BEGIN Available records
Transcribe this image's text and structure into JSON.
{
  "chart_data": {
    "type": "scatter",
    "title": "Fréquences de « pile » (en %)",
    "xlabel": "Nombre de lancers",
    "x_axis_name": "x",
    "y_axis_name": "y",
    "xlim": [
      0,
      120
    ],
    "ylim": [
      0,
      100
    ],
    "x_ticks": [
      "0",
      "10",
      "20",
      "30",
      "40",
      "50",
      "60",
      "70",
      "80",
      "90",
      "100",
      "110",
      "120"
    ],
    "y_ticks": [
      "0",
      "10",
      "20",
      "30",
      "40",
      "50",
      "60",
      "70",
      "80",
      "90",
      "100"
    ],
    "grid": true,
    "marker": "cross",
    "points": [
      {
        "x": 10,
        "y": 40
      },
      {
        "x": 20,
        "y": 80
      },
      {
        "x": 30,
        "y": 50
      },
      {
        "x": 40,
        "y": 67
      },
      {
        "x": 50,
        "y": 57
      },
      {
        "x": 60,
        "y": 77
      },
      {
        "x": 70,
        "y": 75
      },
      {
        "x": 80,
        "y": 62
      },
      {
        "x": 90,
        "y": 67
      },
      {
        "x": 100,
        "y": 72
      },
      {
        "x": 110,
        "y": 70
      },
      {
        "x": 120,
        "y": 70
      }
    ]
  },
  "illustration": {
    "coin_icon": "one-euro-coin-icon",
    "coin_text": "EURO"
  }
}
END Available records
*Task brief*. Quote every line of the data, word for word.

*Solution for this exercise*.
Transcribe this image's text and structure into JSON.
{
  "chart_data": {
    "type": "scatter",
    "title": "Fréquences de « pile » (en %)",
    "xlabel": "Nombre de lancers",
    "x_axis_name": "x",
    "y_axis_name": "y",
    "xlim": [
      0,
      120
    ],
    "ylim": [
      0,
      100
    ],
    "x_ticks": [
      "0",
      "10",
      "20",
      "30",
      "40",
      "50",
      "60",
      "70",
      "80",
      "90",
      "100",
      "110",
      "120"
    ],
    "y_ticks": [
      "0",
      "10",
      "20",
      "30",
      "40",
      "50",
      "60",
      "70",
      "80",
      "90",
      "100"
    ],
    "grid": true,
    "marker": "cross",
    "points": [
      {
        "x": 10,
        "y": 40
      },
      {
        "x": 20,
        "y": 80
      },
      {
        "x": 30,
        "y": 50
      },
      {
        "x": 40,
        "y": 67
      },
      {
        "x": 50,
        "y": 57
      },
      {
        "x": 60,
        "y": 77
      },
      {
        "x": 70,
        "y": 75
      },
      {
        "x": 80,
        "y": 62
      },
      {
        "x": 90,
        "y": 67
      },
      {
        "x": 100,
        "y": 72
      },
      {
        "x": 110,
        "y": 70
      },
      {
        "x": 120,
        "y": 70
      }
    ]
  },
  "illustration": {
    "coin_icon": "one-euro-coin-icon",
    "coin_text": "EURO"
  }
}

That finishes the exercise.